> [Problem] Locate the lines that hold the string "JSON". Copy every such line.

(Figure collection entries)
--

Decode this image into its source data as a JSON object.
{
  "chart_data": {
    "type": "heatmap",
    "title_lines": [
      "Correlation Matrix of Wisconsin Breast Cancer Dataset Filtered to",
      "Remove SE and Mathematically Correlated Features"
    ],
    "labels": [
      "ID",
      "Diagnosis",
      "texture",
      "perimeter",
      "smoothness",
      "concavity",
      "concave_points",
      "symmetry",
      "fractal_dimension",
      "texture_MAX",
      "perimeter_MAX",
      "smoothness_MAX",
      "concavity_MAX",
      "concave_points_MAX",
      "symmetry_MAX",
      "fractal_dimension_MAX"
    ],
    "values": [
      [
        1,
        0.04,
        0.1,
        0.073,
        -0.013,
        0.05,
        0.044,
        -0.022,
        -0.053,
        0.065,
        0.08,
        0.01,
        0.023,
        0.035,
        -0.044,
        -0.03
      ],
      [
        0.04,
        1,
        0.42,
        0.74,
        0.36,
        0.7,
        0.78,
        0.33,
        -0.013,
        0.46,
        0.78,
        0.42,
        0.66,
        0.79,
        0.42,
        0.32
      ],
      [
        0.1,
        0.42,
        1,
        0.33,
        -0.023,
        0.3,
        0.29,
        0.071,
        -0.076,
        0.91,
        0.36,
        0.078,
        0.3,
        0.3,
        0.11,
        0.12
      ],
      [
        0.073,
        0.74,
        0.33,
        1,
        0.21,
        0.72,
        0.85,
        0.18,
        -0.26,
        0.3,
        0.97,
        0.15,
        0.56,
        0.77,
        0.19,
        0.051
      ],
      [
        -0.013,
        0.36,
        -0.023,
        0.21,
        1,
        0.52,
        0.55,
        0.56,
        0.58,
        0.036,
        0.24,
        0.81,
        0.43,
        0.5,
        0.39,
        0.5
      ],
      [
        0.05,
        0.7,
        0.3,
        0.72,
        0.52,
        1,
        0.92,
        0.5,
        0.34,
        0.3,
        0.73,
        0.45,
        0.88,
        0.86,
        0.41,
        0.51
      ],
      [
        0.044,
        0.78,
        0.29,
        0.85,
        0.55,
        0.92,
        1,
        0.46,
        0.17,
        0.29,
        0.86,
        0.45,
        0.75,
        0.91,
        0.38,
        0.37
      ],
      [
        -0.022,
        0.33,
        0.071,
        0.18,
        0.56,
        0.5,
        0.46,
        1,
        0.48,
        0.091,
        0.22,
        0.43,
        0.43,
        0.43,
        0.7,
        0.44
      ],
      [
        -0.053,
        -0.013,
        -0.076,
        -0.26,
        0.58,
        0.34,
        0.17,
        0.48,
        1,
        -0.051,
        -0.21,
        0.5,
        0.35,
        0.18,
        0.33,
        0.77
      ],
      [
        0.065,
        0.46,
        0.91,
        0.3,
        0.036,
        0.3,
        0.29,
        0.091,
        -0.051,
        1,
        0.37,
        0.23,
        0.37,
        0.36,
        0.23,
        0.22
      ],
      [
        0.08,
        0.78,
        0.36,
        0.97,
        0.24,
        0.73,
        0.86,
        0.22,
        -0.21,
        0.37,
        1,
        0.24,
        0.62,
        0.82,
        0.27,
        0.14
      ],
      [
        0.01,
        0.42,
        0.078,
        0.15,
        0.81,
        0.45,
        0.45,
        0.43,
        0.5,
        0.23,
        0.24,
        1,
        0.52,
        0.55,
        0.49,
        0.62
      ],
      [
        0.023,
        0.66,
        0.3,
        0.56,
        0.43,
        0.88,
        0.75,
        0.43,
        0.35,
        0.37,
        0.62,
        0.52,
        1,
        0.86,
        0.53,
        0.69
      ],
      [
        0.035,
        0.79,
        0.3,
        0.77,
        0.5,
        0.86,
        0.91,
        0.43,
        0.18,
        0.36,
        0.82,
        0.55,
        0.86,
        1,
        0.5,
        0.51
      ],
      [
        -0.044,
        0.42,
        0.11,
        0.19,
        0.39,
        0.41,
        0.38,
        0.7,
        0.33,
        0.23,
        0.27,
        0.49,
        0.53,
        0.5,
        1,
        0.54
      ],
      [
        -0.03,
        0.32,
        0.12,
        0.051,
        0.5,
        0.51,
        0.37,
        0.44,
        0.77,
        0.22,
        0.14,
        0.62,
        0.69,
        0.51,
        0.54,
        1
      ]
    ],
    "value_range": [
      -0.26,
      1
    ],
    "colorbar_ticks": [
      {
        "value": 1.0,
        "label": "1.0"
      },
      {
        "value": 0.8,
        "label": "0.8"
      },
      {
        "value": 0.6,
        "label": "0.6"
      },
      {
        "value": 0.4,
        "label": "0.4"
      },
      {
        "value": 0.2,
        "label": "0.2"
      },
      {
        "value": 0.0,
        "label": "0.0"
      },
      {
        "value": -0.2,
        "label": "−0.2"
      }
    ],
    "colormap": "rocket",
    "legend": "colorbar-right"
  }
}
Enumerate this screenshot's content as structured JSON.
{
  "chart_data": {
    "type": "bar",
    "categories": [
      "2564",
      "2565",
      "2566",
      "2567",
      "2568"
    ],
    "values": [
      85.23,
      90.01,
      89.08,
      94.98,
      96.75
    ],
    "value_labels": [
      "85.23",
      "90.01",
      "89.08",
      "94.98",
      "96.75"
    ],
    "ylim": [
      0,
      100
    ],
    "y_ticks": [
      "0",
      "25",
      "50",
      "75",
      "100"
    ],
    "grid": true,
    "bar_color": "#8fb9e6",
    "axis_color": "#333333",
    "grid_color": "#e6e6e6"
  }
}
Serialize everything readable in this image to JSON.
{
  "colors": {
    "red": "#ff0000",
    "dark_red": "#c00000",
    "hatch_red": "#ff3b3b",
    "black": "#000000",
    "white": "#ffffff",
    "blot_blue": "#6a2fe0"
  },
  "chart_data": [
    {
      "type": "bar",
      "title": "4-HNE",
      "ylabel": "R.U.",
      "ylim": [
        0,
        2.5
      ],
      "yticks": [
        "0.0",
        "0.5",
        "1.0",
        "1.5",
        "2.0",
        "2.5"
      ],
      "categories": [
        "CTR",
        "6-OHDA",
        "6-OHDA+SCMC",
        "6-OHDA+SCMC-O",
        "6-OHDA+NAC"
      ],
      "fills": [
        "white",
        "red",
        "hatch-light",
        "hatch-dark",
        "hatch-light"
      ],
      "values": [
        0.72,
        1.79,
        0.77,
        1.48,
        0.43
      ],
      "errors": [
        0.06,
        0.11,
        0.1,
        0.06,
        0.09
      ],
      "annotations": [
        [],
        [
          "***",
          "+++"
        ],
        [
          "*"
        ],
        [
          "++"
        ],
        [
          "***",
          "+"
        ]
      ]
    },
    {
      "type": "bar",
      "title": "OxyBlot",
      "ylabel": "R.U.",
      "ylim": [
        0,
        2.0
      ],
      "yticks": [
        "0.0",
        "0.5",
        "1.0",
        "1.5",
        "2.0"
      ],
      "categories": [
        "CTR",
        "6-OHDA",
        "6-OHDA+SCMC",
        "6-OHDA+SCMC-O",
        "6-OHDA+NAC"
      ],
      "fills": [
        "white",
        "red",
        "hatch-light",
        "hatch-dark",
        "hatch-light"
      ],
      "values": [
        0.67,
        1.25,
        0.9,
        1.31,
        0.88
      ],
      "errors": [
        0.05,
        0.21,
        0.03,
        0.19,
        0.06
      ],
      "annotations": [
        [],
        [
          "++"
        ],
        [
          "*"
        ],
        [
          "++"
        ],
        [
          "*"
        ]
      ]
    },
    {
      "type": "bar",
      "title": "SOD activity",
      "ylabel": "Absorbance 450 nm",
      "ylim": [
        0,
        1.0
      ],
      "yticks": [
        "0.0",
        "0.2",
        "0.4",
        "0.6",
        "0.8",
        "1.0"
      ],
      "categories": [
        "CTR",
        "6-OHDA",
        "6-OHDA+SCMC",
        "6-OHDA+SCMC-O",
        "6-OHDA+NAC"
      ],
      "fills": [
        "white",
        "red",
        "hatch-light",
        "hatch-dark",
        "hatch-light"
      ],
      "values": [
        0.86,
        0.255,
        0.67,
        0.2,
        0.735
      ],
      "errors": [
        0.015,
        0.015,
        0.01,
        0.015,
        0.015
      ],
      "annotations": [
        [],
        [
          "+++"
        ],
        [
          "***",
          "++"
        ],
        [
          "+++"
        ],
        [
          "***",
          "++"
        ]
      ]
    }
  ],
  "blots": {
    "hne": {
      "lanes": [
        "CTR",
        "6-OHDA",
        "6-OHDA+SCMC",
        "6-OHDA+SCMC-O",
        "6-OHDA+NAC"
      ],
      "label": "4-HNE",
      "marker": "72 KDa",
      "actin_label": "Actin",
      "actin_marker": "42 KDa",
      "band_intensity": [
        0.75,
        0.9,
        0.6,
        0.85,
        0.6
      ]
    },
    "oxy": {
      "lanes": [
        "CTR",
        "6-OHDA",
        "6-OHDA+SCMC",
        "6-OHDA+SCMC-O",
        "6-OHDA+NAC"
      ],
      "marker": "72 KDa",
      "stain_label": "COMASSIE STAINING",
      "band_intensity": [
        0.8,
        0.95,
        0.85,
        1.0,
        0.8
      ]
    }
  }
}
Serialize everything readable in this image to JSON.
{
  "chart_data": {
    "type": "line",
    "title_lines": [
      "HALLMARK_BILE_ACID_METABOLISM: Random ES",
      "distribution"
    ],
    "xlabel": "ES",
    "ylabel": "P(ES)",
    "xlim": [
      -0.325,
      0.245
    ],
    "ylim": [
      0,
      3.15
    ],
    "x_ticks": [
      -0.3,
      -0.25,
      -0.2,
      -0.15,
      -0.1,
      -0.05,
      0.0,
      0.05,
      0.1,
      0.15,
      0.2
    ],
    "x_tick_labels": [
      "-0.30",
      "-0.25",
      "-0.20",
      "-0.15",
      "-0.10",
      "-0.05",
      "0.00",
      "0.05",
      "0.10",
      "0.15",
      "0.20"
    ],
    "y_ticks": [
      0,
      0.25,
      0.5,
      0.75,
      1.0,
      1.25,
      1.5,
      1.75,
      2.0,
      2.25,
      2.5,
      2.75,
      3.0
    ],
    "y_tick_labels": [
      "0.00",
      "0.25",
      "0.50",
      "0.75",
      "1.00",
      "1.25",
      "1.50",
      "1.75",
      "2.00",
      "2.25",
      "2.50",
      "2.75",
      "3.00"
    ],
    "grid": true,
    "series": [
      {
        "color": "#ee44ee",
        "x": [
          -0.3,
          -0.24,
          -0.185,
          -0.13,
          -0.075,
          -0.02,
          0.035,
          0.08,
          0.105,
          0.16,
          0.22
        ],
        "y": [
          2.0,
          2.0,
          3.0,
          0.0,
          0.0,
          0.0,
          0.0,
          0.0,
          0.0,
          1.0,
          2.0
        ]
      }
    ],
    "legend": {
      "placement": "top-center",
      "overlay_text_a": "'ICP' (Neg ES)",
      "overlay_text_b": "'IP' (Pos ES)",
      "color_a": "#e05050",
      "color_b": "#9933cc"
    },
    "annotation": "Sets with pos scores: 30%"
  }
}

--

> [Correct output]
Decode this image into its source data as a JSON object.
Enumerate this screenshot's content as structured JSON.
Serialize everything readable in this image to JSON.
Serialize everything readable in this image to JSON.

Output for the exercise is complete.